— Fragmento de origen —
::::::::

La tentación de desconectarse del yo laboral

Me recomendaron Severance. Literalmente:

«Tienes que verla. Va de gente que se pone un chip en el cerebro para separar su vida laboral de la personal; así, cuando salen del trabajo no recuerdan nada, y cuando entran no saben nada de fuera. Al principio no suena tan mal…».

Entiendo la tentación: no traerte a casa el malestar, borrar de un plumazo la presión, las broncas, la sobrecarga. Pero… ¿en serio? ¿De verdad queremos un trabajo que obligue a amputar memoria y conciencia para poder soportarlo? ¿Qué dice de una cultura laboral que la «conciliación» consista en anestesiarte? ¿Qué pasa con la ética, con el criterio, con las relaciones, si vives dos vidas que no se hablan?

La broma es que no es broma. Severance no está tan lejos de la realidad.

Los chips invisibles del trabajo moderno

Estos son algunos de los implantes que ya llevamos puestos sin saberlo:

1. El chip que te parte en dos

Ellos lo llevan en el cerebro; nosotros, en la conducta. Te pones el traje de «presencia ejecutiva», aparcas tu vida en recepción y activas dos modos: trabajo y vida. En Lumon —la empresa ficticia de Severance, donde los empleados llevan un chip que les borra los recuerdos al cruzar la puerta— esa separación es literal; en nuestras organizaciones, simbólica, pero igual de alienante. Contestamos correos con tono robótico y, al salir, fingimos que nada nos afecta. Más barato que un implante. Más fácil de negar. Mismo resultado: identidades partidas.

::::::::

— Datos registrados —
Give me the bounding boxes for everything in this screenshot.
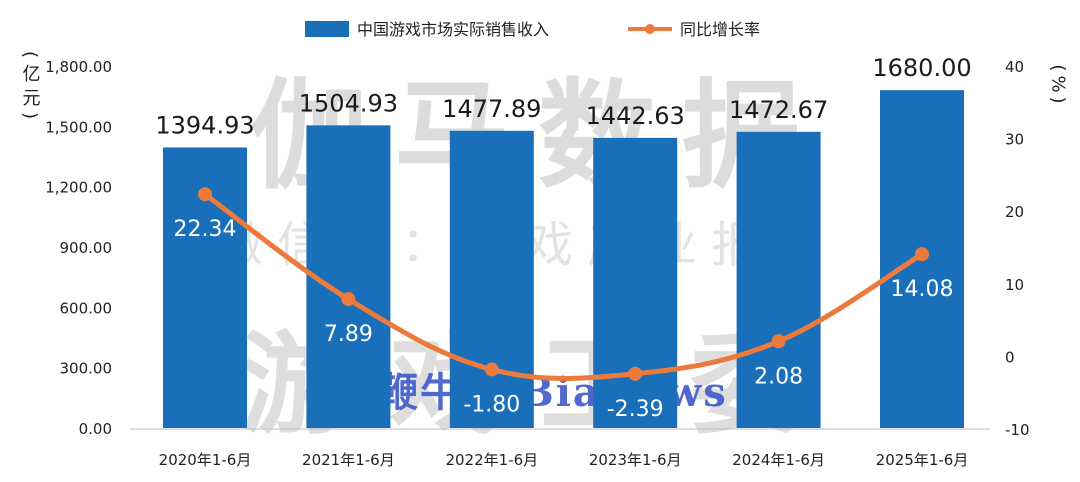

::::::::

— Objetivo —
Transcribe de principio a fin el texto sobre la tentación de desconectarse del yo laboral, sin alterar ninguna palabra ni signo. Los datos no guardan relación alguna con el texto.

— Solución completa —
La tentación de desconectarse del yo laboral

Me recomendaron Severance. Literalmente:

«Tienes que verla. Va de gente que se pone un chip en el cerebro para separar su vida laboral de la personal; así, cuando salen del trabajo no recuerdan nada, y cuando entran no saben nada de fuera. Al principio no suena tan mal…».

Entiendo la tentación: no traerte a casa el malestar, borrar de un plumazo la presión, las broncas, la sobrecarga. Pero… ¿en serio? ¿De verdad queremos un trabajo que obligue a amputar memoria y conciencia para poder soportarlo? ¿Qué dice de una cultura laboral que la «conciliación» consista en anestesiarte? ¿Qué pasa con la ética, con el criterio, con las relaciones, si vives dos vidas que no se hablan?

La broma es que no es broma. Severance no está tan lejos de la realidad.

Los chips invisibles del trabajo moderno

Estos son algunos de los implantes que ya llevamos puestos sin saberlo:

1. El chip que te parte en dos

Ellos lo llevan en el cerebro; nosotros, en la conducta. Te pones el traje de «presencia ejecutiva», aparcas tu vida en recepción y activas dos modos: trabajo y vida. En Lumon —la empresa ficticia de Severance, donde los empleados llevan un chip que les borra los recuerdos al cruzar la puerta— esa separación es literal; en nuestras organizaciones, simbólica, pero igual de alienante. Contestamos correos con tono robótico y, al salir, fingimos que nada nos afecta. Más barato que un implante. Más fácil de negar. Mismo resultado: identidades partidas.